YOUR OBJECTIVE
Print the records below word for word, but leave out the pictures.

--- SUPPLIED RECORDS ---

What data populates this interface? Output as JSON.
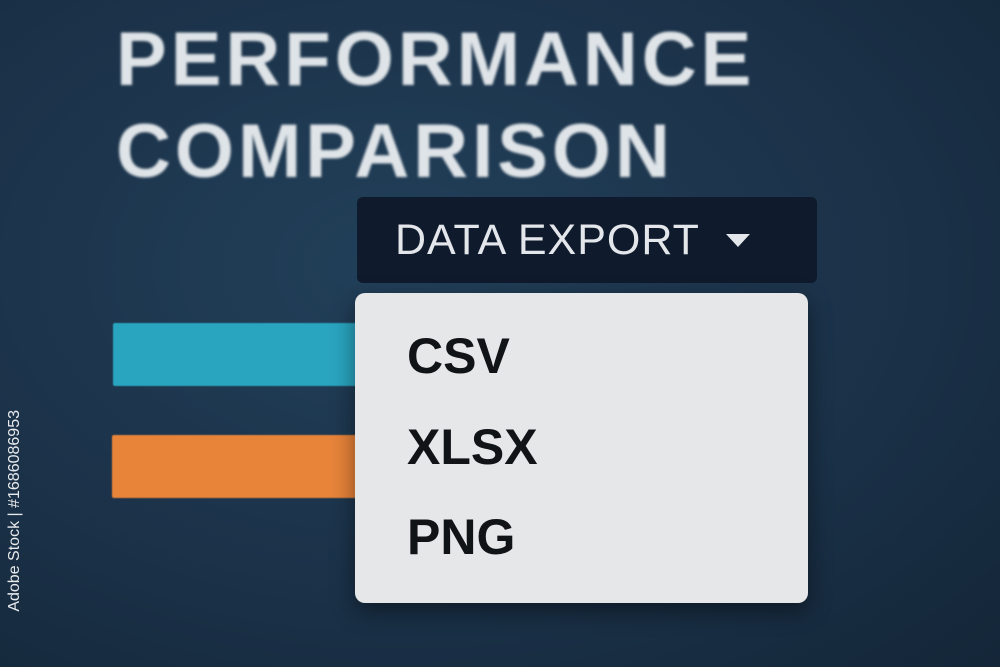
{
  "header": {
    "title_line1": "PERFORMANCE",
    "title_line2": "COMPARISON"
  },
  "bars": [
    {
      "color": "#2aa5c0"
    },
    {
      "color": "#e8843a"
    }
  ],
  "export": {
    "label": "DATA EXPORT",
    "icon": "caret-down-icon",
    "expanded": true,
    "options": [
      "CSV",
      "XLSX",
      "PNG"
    ]
  },
  "watermark": "Adobe Stock | #1686086953"
}
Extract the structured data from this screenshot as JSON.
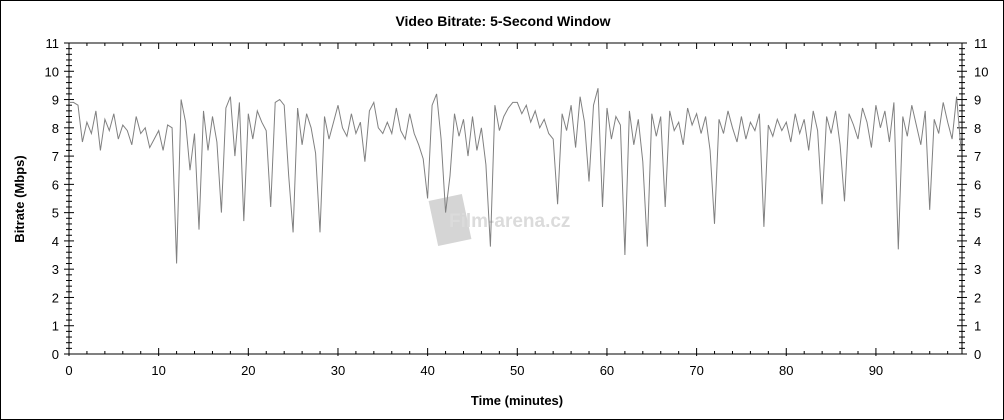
{
  "chart_data": {
    "type": "line",
    "title": "Video Bitrate: 5-Second Window",
    "xlabel": "Time (minutes)",
    "ylabel": "Bitrate (Mbps)",
    "xlim": [
      0,
      99.6
    ],
    "ylim": [
      0,
      11
    ],
    "x_ticks": [
      0,
      10,
      20,
      30,
      40,
      50,
      60,
      70,
      80,
      90
    ],
    "y_ticks": [
      0,
      1,
      2,
      3,
      4,
      5,
      6,
      7,
      8,
      9,
      10,
      11
    ],
    "grid": false,
    "line_color": "#808080",
    "x_step_minutes": 0.5,
    "series": [
      {
        "values": [
          8.9,
          8.9,
          8.8,
          7.5,
          8.2,
          7.8,
          8.6,
          7.2,
          8.3,
          7.9,
          8.5,
          7.6,
          8.1,
          7.9,
          7.4,
          8.4,
          7.8,
          8.0,
          7.3,
          7.6,
          7.9,
          7.2,
          8.1,
          8.0,
          3.2,
          9.0,
          8.2,
          6.5,
          7.8,
          4.4,
          8.6,
          7.2,
          8.4,
          7.5,
          5.0,
          8.7,
          9.1,
          7.0,
          8.9,
          4.7,
          8.5,
          7.6,
          8.6,
          8.2,
          7.9,
          5.2,
          8.9,
          9.0,
          8.8,
          6.3,
          4.3,
          8.7,
          7.4,
          8.5,
          8.0,
          7.1,
          4.3,
          8.4,
          7.6,
          8.2,
          8.8,
          8.0,
          7.7,
          8.5,
          7.8,
          8.2,
          6.8,
          8.6,
          8.9,
          8.0,
          7.8,
          8.2,
          7.8,
          8.7,
          7.9,
          7.6,
          8.5,
          7.8,
          7.4,
          6.9,
          5.5,
          8.8,
          9.2,
          7.6,
          5.0,
          6.3,
          8.5,
          7.7,
          8.3,
          7.0,
          8.4,
          7.2,
          8.0,
          6.7,
          3.8,
          8.8,
          7.9,
          8.4,
          8.7,
          8.9,
          8.9,
          8.5,
          8.8,
          8.2,
          8.6,
          8.0,
          8.3,
          7.8,
          7.6,
          5.3,
          8.5,
          7.9,
          8.8,
          7.3,
          9.1,
          8.2,
          6.1,
          8.8,
          9.4,
          5.2,
          8.7,
          7.6,
          8.4,
          8.1,
          3.5,
          8.6,
          7.4,
          8.3,
          6.8,
          3.8,
          8.5,
          7.7,
          8.4,
          5.2,
          8.6,
          7.9,
          8.2,
          7.4,
          8.7,
          8.1,
          8.5,
          7.8,
          8.4,
          7.2,
          4.6,
          8.3,
          7.8,
          8.6,
          8.0,
          7.5,
          8.4,
          7.6,
          8.2,
          7.9,
          8.5,
          4.5,
          8.1,
          7.7,
          8.3,
          7.9,
          8.2,
          7.5,
          8.5,
          7.8,
          8.3,
          7.2,
          8.6,
          7.9,
          5.3,
          8.4,
          7.8,
          8.6,
          7.4,
          5.4,
          8.5,
          8.1,
          7.6,
          8.7,
          8.2,
          7.3,
          8.8,
          8.0,
          8.6,
          7.5,
          8.9,
          3.7,
          8.4,
          7.7,
          8.8,
          8.1,
          7.4,
          8.6,
          5.1,
          8.3,
          7.8,
          8.9,
          8.2,
          7.6,
          9.1,
          7.2
        ]
      }
    ],
    "watermark": "Film-arena.cz"
  }
}
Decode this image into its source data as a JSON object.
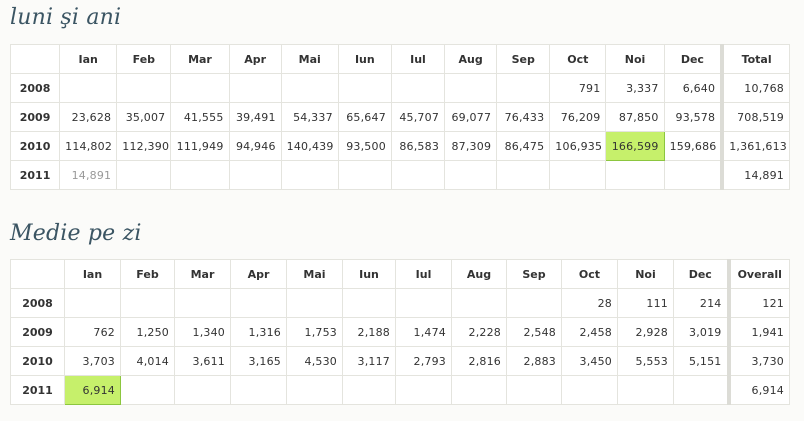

---

THE RESPONSE
What data populates this interface? Output as JSON.
{
  "header": {
    "title_line1": "PERFORMANCE",
    "title_line2": "COMPARISON"
  },
  "bars": [
    {
      "color": "#2aa5c0"
    },
    {
      "color": "#e8843a"
    }
  ],
  "export": {
    "label": "DATA EXPORT",
    "icon": "caret-down-icon",
    "expanded": true,
    "options": [
      "CSV",
      "XLSX",
      "PNG"
    ]
  },
  "watermark": "Adobe Stock | #1686086953"
}
Extract the structured data from this screenshot as JSON.
{
  "chart_data": {
    "type": "line",
    "title": "Video Bitrate: 5-Second Window",
    "xlabel": "Time (minutes)",
    "ylabel": "Bitrate (Mbps)",
    "xlim": [
      0,
      99.6
    ],
    "ylim": [
      0,
      11
    ],
    "x_ticks": [
      0,
      10,
      20,
      30,
      40,
      50,
      60,
      70,
      80,
      90
    ],
    "y_ticks": [
      0,
      1,
      2,
      3,
      4,
      5,
      6,
      7,
      8,
      9,
      10,
      11
    ],
    "grid": false,
    "line_color": "#808080",
    "x_step_minutes": 0.5,
    "series": [
      {
        "values": [
          8.9,
          8.9,
          8.8,
          7.5,
          8.2,
          7.8,
          8.6,
          7.2,
          8.3,
          7.9,
          8.5,
          7.6,
          8.1,
          7.9,
          7.4,
          8.4,
          7.8,
          8.0,
          7.3,
          7.6,
          7.9,
          7.2,
          8.1,
          8.0,
          3.2,
          9.0,
          8.2,
          6.5,
          7.8,
          4.4,
          8.6,
          7.2,
          8.4,
          7.5,
          5.0,
          8.7,
          9.1,
          7.0,
          8.9,
          4.7,
          8.5,
          7.6,
          8.6,
          8.2,
          7.9,
          5.2,
          8.9,
          9.0,
          8.8,
          6.3,
          4.3,
          8.7,
          7.4,
          8.5,
          8.0,
          7.1,
          4.3,
          8.4,
          7.6,
          8.2,
          8.8,
          8.0,
          7.7,
          8.5,
          7.8,
          8.2,
          6.8,
          8.6,
          8.9,
          8.0,
          7.8,
          8.2,
          7.8,
          8.7,
          7.9,
          7.6,
          8.5,
          7.8,
          7.4,
          6.9,
          5.5,
          8.8,
          9.2,
          7.6,
          5.0,
          6.3,
          8.5,
          7.7,
          8.3,
          7.0,
          8.4,
          7.2,
          8.0,
          6.7,
          3.8,
          8.8,
          7.9,
          8.4,
          8.7,
          8.9,
          8.9,
          8.5,
          8.8,
          8.2,
          8.6,
          8.0,
          8.3,
          7.8,
          7.6,
          5.3,
          8.5,
          7.9,
          8.8,
          7.3,
          9.1,
          8.2,
          6.1,
          8.8,
          9.4,
          5.2,
          8.7,
          7.6,
          8.4,
          8.1,
          3.5,
          8.6,
          7.4,
          8.3,
          6.8,
          3.8,
          8.5,
          7.7,
          8.4,
          5.2,
          8.6,
          7.9,
          8.2,
          7.4,
          8.7,
          8.1,
          8.5,
          7.8,
          8.4,
          7.2,
          4.6,
          8.3,
          7.8,
          8.6,
          8.0,
          7.5,
          8.4,
          7.6,
          8.2,
          7.9,
          8.5,
          4.5,
          8.1,
          7.7,
          8.3,
          7.9,
          8.2,
          7.5,
          8.5,
          7.8,
          8.3,
          7.2,
          8.6,
          7.9,
          5.3,
          8.4,
          7.8,
          8.6,
          7.4,
          5.4,
          8.5,
          8.1,
          7.6,
          8.7,
          8.2,
          7.3,
          8.8,
          8.0,
          8.6,
          7.5,
          8.9,
          3.7,
          8.4,
          7.7,
          8.8,
          8.1,
          7.4,
          8.6,
          5.1,
          8.3,
          7.8,
          8.9,
          8.2,
          7.6,
          9.1,
          7.2
        ]
      }
    ],
    "watermark": "Film-arena.cz"
  }
}
Decode this image into its source data as a JSON object.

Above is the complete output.